> **What you should do**: Collect from the data below each line with "structured".

> **Some records**:
»»

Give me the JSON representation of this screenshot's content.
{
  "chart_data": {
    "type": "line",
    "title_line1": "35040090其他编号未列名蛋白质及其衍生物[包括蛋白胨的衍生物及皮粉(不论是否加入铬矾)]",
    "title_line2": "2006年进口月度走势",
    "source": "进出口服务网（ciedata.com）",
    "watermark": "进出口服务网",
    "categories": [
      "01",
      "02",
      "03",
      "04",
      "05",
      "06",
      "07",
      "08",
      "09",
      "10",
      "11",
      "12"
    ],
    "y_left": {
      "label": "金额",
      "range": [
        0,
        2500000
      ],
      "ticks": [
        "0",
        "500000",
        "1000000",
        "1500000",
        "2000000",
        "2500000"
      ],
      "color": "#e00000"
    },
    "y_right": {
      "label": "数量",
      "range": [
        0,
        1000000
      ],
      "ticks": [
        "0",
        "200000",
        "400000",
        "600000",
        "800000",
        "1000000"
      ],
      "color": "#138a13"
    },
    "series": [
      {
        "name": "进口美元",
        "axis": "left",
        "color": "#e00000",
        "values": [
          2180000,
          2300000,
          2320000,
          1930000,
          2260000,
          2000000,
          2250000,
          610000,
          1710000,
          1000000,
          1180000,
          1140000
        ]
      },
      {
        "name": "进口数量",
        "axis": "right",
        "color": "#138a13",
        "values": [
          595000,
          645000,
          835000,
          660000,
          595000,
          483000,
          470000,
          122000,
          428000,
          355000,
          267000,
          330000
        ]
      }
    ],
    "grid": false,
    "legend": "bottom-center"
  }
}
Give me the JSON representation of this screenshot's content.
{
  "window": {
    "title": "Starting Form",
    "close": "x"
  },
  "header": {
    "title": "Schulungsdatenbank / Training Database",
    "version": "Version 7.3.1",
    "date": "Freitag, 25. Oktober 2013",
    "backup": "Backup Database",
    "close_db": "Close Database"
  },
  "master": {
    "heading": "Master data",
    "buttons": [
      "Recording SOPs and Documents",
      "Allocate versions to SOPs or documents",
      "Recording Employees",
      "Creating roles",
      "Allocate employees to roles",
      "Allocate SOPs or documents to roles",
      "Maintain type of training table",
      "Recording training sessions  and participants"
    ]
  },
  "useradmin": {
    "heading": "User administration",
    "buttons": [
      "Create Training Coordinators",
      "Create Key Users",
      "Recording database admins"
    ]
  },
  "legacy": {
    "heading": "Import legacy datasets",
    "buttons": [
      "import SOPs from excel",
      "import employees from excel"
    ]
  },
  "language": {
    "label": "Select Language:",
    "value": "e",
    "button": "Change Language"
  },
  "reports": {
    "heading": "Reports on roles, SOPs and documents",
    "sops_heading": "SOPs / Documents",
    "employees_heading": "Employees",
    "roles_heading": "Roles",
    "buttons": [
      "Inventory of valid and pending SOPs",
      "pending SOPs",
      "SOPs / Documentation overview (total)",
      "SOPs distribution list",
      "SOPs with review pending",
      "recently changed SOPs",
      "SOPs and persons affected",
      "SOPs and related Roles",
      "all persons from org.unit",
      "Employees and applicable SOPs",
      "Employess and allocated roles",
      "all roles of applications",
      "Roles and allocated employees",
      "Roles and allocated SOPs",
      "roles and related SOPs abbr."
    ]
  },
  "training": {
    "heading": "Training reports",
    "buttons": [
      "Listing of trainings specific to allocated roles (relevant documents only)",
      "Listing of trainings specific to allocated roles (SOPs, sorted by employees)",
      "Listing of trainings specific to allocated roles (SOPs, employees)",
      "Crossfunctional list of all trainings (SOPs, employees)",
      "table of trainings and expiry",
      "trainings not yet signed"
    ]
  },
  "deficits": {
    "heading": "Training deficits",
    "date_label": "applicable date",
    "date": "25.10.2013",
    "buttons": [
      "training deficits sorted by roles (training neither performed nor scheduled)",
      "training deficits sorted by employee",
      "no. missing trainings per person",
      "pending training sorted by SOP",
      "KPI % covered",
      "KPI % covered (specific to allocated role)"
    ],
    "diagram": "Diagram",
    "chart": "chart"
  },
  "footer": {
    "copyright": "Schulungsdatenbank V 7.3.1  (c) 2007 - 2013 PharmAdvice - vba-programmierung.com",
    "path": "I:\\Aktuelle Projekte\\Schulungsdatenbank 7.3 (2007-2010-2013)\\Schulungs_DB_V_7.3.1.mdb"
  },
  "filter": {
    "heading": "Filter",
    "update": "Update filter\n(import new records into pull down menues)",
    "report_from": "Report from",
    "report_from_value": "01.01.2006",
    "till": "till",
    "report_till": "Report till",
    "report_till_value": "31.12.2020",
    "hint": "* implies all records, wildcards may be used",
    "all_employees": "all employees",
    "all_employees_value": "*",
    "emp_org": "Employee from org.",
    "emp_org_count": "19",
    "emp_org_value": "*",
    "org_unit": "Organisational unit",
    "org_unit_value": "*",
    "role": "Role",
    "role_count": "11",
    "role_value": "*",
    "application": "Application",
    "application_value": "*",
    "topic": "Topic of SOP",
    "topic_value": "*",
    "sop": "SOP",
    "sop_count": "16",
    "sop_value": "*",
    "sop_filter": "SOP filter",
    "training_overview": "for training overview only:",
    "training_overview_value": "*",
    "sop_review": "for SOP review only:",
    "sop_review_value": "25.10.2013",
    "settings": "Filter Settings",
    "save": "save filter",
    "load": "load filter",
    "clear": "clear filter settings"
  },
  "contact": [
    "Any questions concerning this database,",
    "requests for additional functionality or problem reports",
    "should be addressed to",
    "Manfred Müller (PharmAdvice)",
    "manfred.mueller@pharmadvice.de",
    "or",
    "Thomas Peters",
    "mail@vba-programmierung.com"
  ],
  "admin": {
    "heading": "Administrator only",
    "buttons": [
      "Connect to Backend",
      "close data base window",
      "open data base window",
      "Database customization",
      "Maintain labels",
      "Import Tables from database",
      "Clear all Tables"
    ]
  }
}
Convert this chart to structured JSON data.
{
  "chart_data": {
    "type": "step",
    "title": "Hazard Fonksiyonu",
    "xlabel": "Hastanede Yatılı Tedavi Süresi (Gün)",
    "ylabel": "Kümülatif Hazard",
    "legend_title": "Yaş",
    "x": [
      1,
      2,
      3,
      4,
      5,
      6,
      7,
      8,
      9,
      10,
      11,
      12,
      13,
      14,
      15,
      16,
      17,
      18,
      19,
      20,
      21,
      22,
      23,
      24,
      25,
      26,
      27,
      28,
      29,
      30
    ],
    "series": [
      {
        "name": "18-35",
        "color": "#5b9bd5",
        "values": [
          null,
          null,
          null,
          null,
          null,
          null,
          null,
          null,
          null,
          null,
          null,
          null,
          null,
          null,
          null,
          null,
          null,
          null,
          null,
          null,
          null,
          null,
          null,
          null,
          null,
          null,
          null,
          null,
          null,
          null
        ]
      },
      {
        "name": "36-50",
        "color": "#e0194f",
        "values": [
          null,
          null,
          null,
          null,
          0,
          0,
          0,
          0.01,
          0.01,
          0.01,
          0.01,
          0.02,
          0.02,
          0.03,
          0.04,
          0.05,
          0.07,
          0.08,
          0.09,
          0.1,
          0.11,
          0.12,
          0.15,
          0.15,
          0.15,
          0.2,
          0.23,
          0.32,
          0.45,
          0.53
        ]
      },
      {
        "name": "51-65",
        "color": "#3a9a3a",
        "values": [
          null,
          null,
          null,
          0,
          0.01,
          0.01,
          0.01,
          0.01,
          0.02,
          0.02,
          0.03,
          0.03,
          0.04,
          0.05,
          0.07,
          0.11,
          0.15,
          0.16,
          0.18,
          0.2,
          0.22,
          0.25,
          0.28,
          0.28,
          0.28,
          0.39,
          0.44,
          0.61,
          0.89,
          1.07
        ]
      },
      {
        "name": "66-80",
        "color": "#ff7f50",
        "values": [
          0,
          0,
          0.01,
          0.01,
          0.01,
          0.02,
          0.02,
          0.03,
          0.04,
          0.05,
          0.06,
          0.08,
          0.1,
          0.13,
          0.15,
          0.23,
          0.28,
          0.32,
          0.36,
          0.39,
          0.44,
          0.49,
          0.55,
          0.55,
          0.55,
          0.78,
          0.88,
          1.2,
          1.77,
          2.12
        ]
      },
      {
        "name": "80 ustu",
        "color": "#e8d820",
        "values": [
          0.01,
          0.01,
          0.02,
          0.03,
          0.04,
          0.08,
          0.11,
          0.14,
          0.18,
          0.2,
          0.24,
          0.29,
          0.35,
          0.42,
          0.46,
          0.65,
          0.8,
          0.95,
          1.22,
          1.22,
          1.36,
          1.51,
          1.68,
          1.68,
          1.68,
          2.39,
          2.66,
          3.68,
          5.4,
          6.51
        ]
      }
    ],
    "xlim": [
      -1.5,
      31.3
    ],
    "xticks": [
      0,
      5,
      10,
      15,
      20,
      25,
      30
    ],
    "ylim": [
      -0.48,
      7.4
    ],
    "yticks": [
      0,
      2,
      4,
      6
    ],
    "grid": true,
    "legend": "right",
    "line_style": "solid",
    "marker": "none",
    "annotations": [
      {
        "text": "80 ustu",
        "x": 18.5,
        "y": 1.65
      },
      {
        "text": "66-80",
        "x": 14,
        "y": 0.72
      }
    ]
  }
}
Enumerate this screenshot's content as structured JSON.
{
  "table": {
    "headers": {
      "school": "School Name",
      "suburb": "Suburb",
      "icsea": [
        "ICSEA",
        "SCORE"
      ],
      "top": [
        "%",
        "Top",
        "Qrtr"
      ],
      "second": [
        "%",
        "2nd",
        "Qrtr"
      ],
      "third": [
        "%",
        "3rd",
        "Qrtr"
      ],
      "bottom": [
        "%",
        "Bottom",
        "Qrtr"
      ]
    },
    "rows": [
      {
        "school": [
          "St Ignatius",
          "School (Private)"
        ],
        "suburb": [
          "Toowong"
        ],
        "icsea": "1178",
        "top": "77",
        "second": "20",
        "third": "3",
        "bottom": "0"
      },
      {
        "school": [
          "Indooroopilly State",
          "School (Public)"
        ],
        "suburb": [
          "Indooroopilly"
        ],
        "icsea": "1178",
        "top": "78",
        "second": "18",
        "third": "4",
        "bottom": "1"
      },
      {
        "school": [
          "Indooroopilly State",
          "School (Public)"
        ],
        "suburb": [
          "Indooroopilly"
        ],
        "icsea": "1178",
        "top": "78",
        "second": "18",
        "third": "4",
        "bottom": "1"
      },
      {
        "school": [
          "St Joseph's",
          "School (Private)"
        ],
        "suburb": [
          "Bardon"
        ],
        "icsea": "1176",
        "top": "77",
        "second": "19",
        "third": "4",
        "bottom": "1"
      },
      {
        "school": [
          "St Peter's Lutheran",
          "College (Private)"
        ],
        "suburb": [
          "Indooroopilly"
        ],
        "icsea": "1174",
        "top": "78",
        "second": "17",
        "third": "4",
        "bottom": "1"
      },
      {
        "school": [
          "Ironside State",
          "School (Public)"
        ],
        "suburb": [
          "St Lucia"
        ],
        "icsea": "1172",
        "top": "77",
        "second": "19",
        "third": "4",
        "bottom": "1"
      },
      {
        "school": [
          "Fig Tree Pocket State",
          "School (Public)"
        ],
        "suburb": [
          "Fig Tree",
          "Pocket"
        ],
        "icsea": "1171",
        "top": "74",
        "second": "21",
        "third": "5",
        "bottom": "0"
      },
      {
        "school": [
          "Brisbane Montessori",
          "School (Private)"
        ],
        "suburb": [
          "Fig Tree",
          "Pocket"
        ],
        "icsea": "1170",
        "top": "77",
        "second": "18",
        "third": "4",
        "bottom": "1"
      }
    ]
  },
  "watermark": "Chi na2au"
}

««

> **Correct response**:
Convert this chart to structured JSON data.
Enumerate this screenshot's content as structured JSON.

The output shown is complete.